Challenge: For this exercise, repeat all of the material verbatim apart from its images.

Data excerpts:
■ ■ ■ ■ ■
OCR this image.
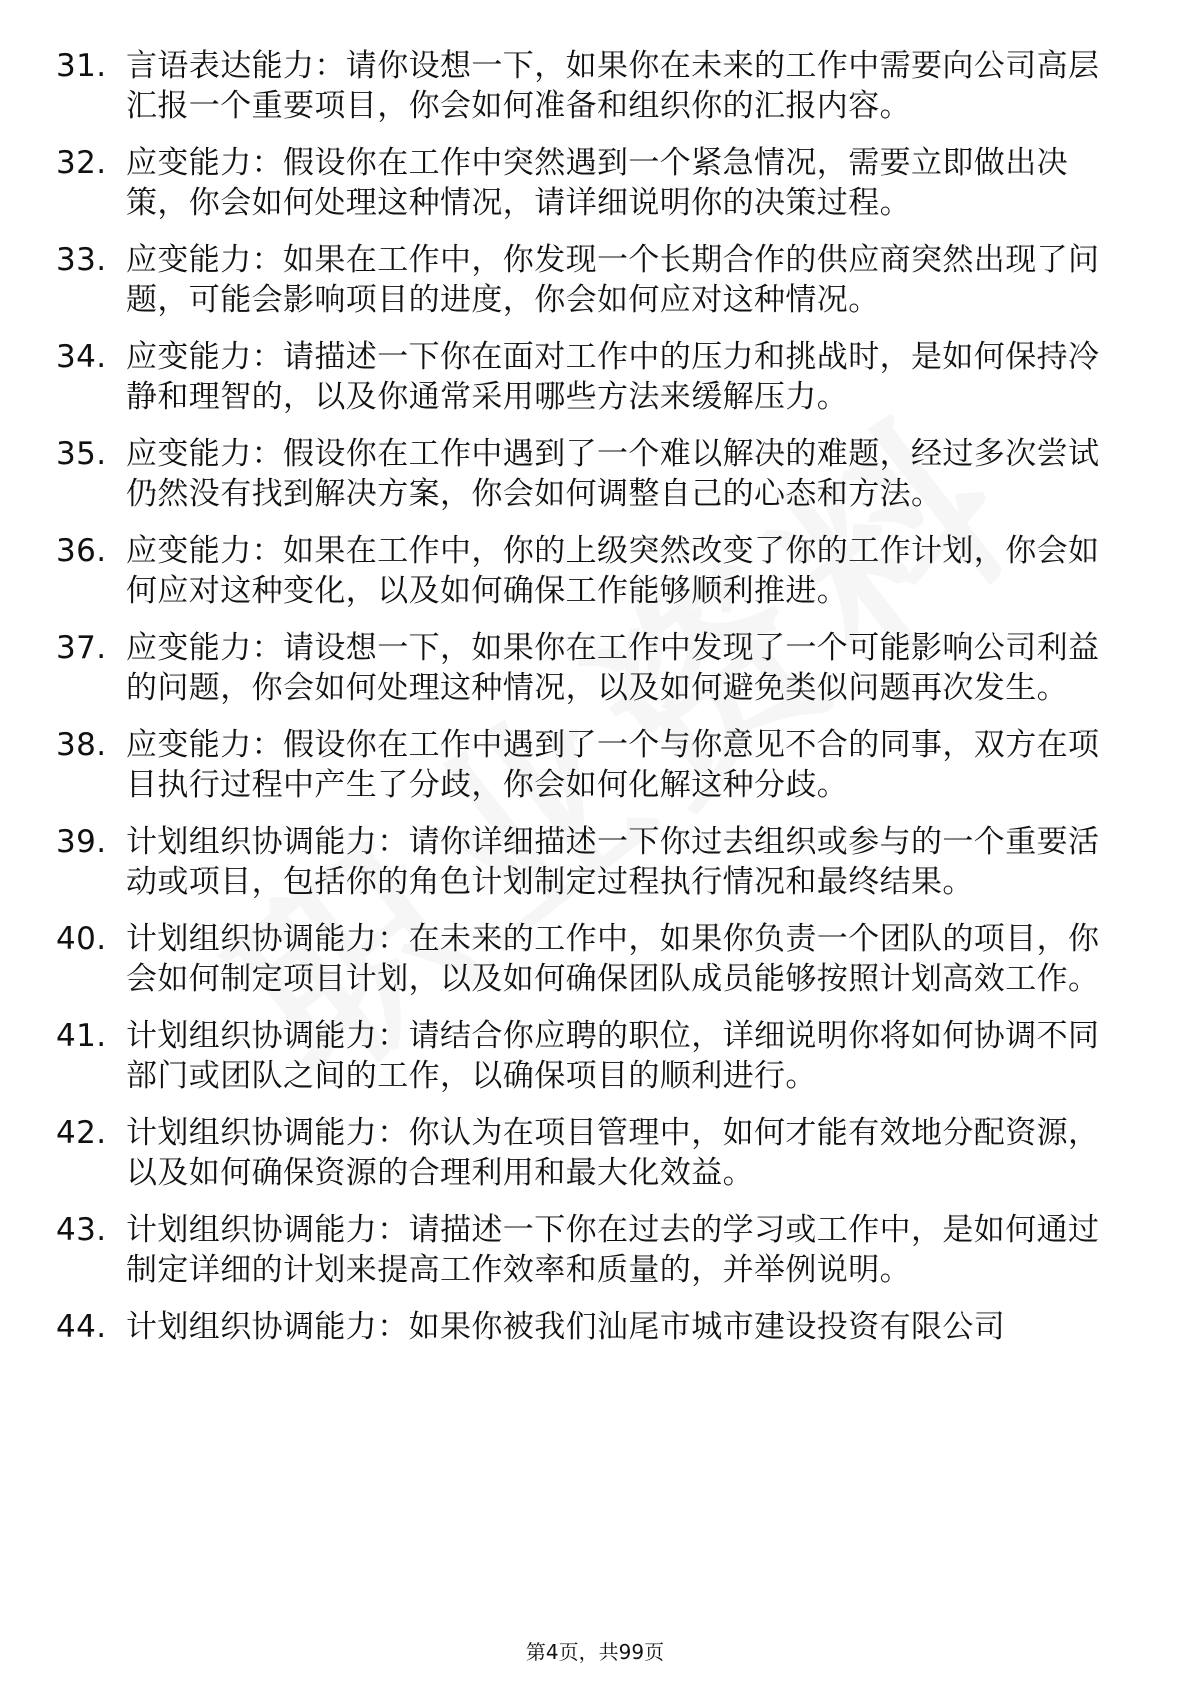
31. 言语表达能力：请你设想一下，如果你在未来的工作中需要向公司高层汇报一个重要项目，你会如何准备和组织你的汇报内容。
32. 应变能力：假设你在工作中突然遇到一个紧急情况，需要立即做出决策，你会如何处理这种情况，请详细说明你的决策过程。
33. 应变能力：如果在工作中，你发现一个长期合作的供应商突然出现了问题，可能会影响项目的进度，你会如何应对这种情况。
34. 应变能力：请描述一下你在面对工作中的压力和挑战时，是如何保持冷静和理智的，以及你通常采用哪些方法来缓解压力。
35. 应变能力：假设你在工作中遇到了一个难以解决的难题，经过多次尝试仍然没有找到解决方案，你会如何调整自己的心态和方法。
36. 应变能力：如果在工作中，你的上级突然改变了你的工作计划，你会如何应对这种变化，以及如何确保工作能够顺利推进。
37. 应变能力：请设想一下，如果你在工作中发现了一个可能影响公司利益的问题，你会如何处理这种情况，以及如何避免类似问题再次发生。
38. 应变能力：假设你在工作中遇到了一个与你意见不合的同事，双方在项目执行过程中产生了分歧，你会如何化解这种分歧。
39. 计划组织协调能力：请你详细描述一下你过去组织或参与的一个重要活动或项目，包括你的角色计划制定过程执行情况和最终结果。
40. 计划组织协调能力：在未来的工作中，如果你负责一个团队的项目，你会如何制定项目计划，以及如何确保团队成员能够按照计划高效工作。
41. 计划组织协调能力：请结合你应聘的职位，详细说明你将如何协调不同部门或团队之间的工作，以确保项目的顺利进行。
42. 计划组织协调能力：你认为在项目管理中，如何才能有效地分配资源，以及如何确保资源的合理利用和最大化效益。
43. 计划组织协调能力：请描述一下你在过去的学习或工作中，是如何通过制定详细的计划来提高工作效率和质量的，并举例说明。
44. 计划组织协调能力：如果你被我们汕尾市城市建设投资有限公司
第4页，共99页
■ ■ ■ ■ ■
Solution:
OCR this image.
31. 言语表达能力：请你设想一下，如果你在未来的工作中需要向公司高层汇报一个重要项目，你会如何准备和组织你的汇报内容。
32. 应变能力：假设你在工作中突然遇到一个紧急情况，需要立即做出决策，你会如何处理这种情况，请详细说明你的决策过程。
33. 应变能力：如果在工作中，你发现一个长期合作的供应商突然出现了问题，可能会影响项目的进度，你会如何应对这种情况。
34. 应变能力：请描述一下你在面对工作中的压力和挑战时，是如何保持冷静和理智的，以及你通常采用哪些方法来缓解压力。
35. 应变能力：假设你在工作中遇到了一个难以解决的难题，经过多次尝试仍然没有找到解决方案，你会如何调整自己的心态和方法。
36. 应变能力：如果在工作中，你的上级突然改变了你的工作计划，你会如何应对这种变化，以及如何确保工作能够顺利推进。
37. 应变能力：请设想一下，如果你在工作中发现了一个可能影响公司利益的问题，你会如何处理这种情况，以及如何避免类似问题再次发生。
38. 应变能力：假设你在工作中遇到了一个与你意见不合的同事，双方在项目执行过程中产生了分歧，你会如何化解这种分歧。
39. 计划组织协调能力：请你详细描述一下你过去组织或参与的一个重要活动或项目，包括你的角色计划制定过程执行情况和最终结果。
40. 计划组织协调能力：在未来的工作中，如果你负责一个团队的项目，你会如何制定项目计划，以及如何确保团队成员能够按照计划高效工作。
41. 计划组织协调能力：请结合你应聘的职位，详细说明你将如何协调不同部门或团队之间的工作，以确保项目的顺利进行。
42. 计划组织协调能力：你认为在项目管理中，如何才能有效地分配资源，以及如何确保资源的合理利用和最大化效益。
43. 计划组织协调能力：请描述一下你在过去的学习或工作中，是如何通过制定详细的计划来提高工作效率和质量的，并举例说明。
44. 计划组织协调能力：如果你被我们汕尾市城市建设投资有限公司
第4页，共99页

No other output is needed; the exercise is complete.